_Request_
Extract every line of the material that holds the string "title".

>> Begin Information shown

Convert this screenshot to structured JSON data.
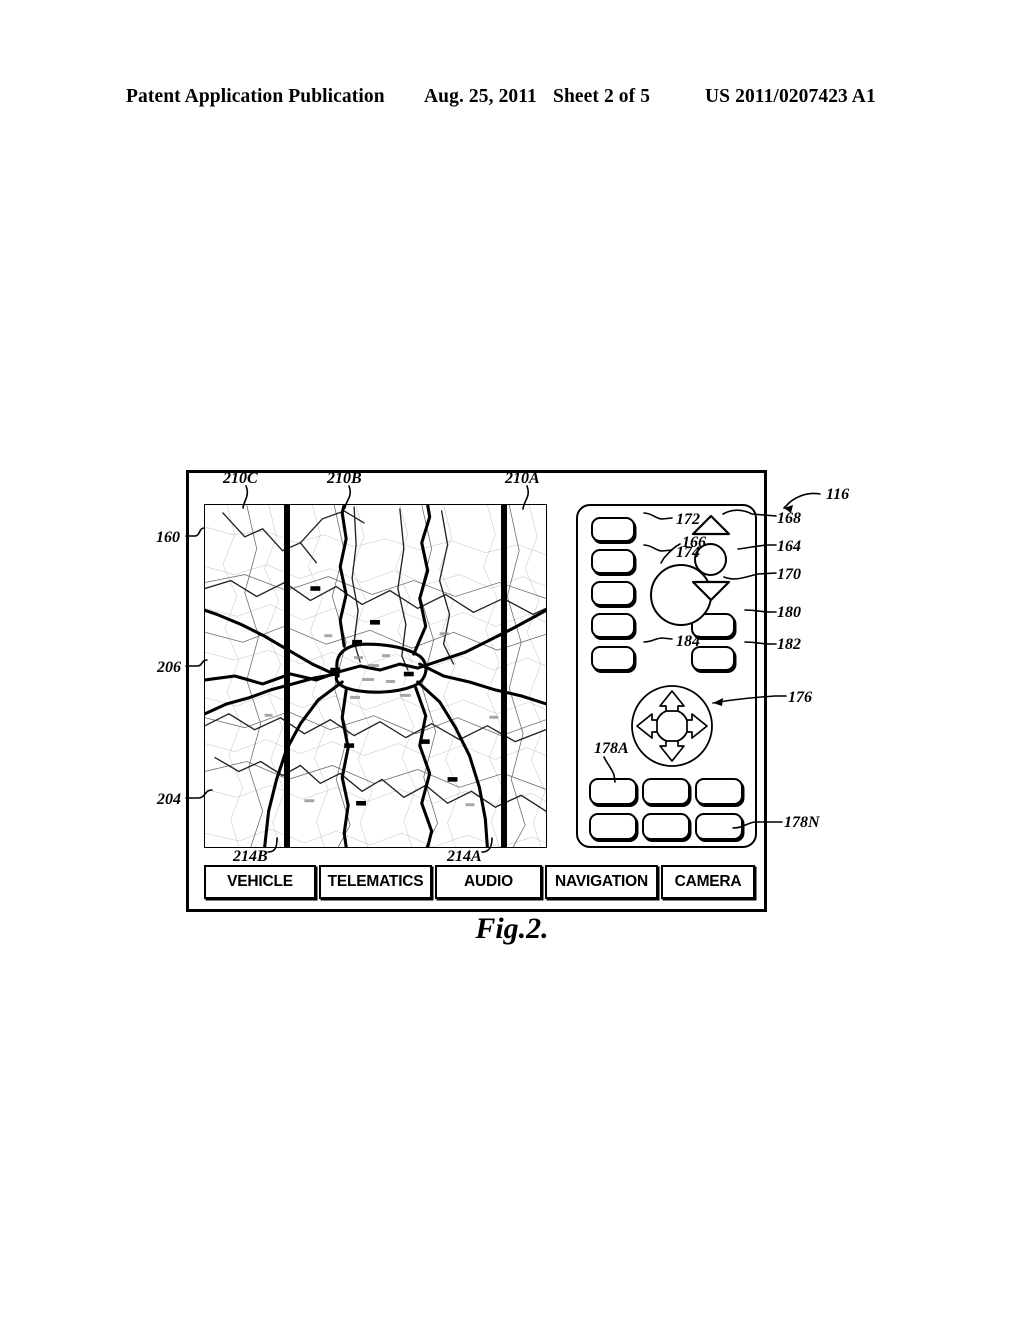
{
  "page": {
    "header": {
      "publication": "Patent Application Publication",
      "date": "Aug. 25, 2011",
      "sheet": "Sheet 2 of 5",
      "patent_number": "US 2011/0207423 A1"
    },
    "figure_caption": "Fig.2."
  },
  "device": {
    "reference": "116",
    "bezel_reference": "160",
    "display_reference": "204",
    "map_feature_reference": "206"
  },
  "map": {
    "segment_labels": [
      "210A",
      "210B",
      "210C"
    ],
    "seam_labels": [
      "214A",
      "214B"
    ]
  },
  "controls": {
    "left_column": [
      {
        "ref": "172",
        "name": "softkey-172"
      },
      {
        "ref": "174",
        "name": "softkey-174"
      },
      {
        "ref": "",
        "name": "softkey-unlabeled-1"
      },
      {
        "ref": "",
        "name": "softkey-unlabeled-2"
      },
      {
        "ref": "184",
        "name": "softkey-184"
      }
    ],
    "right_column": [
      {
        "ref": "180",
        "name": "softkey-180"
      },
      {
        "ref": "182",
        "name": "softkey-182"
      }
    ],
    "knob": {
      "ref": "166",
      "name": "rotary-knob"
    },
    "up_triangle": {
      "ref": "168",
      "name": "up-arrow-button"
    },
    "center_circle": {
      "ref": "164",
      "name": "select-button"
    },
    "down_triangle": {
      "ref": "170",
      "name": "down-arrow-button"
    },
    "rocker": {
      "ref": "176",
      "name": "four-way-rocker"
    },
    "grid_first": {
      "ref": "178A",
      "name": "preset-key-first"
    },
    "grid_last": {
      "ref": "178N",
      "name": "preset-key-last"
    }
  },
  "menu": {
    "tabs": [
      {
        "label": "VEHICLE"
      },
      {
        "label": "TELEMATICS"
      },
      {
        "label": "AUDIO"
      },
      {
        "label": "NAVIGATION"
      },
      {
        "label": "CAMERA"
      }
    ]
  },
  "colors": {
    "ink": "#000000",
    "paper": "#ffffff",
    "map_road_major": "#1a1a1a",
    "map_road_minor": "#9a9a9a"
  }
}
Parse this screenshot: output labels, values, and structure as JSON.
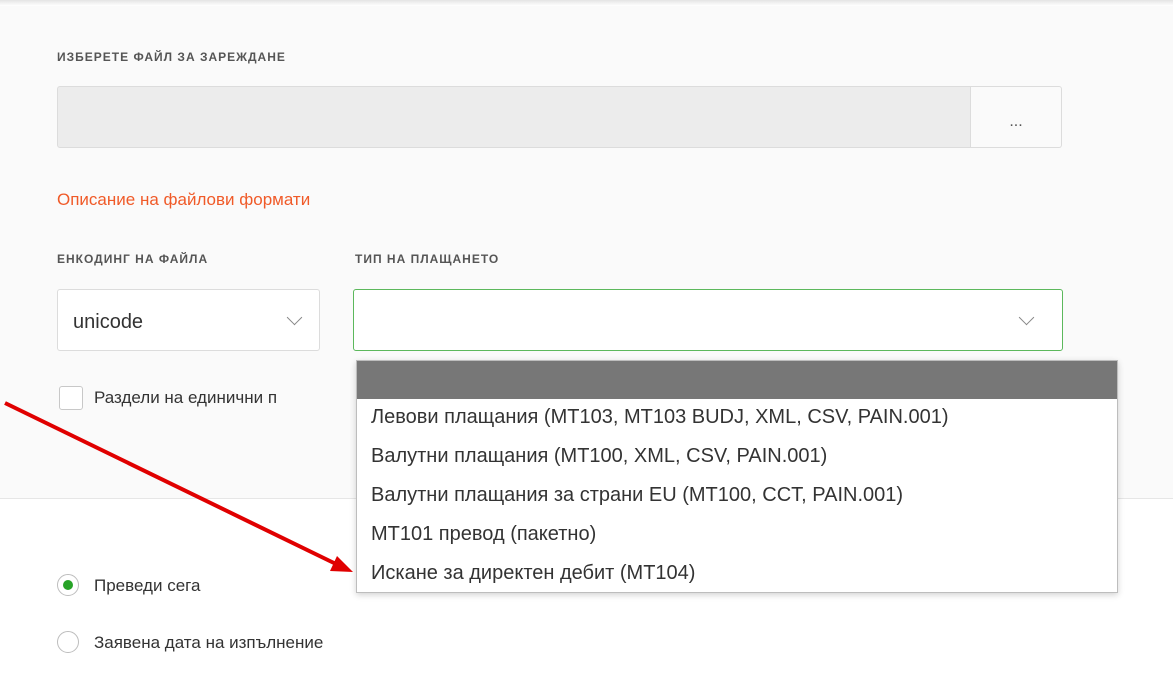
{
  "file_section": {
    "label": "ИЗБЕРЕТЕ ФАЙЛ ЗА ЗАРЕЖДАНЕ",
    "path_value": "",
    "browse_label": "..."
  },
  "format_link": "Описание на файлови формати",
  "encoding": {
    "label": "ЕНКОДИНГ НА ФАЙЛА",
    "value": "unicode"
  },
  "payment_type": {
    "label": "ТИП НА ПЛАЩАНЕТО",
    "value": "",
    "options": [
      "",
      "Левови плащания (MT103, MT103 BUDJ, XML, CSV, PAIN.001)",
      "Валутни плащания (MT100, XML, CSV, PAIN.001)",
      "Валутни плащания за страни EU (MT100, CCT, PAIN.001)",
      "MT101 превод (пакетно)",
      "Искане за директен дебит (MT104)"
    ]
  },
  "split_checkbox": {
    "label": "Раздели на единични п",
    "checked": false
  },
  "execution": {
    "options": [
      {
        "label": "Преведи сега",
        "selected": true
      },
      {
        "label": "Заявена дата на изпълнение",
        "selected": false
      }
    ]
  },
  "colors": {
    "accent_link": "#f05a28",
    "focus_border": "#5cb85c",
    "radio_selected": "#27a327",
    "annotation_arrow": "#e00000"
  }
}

>> End Information shown
>> Begin Information shown

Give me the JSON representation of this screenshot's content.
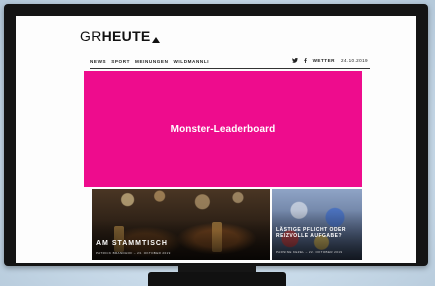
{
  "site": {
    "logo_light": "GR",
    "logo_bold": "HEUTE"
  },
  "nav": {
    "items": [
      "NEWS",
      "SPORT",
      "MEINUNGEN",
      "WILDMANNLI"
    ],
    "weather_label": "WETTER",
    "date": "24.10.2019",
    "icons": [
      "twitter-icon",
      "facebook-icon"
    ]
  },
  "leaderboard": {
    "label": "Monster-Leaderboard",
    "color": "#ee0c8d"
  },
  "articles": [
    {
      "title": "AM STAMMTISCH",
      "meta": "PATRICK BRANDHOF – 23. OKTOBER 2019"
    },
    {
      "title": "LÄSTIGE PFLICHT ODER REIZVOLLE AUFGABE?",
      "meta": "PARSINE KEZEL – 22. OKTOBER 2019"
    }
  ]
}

>> End Information shown

_The response_
      "title": "AM STAMMTISCH",
      "title": "LÄSTIGE PFLICHT ODER REIZVOLLE AUFGABE?",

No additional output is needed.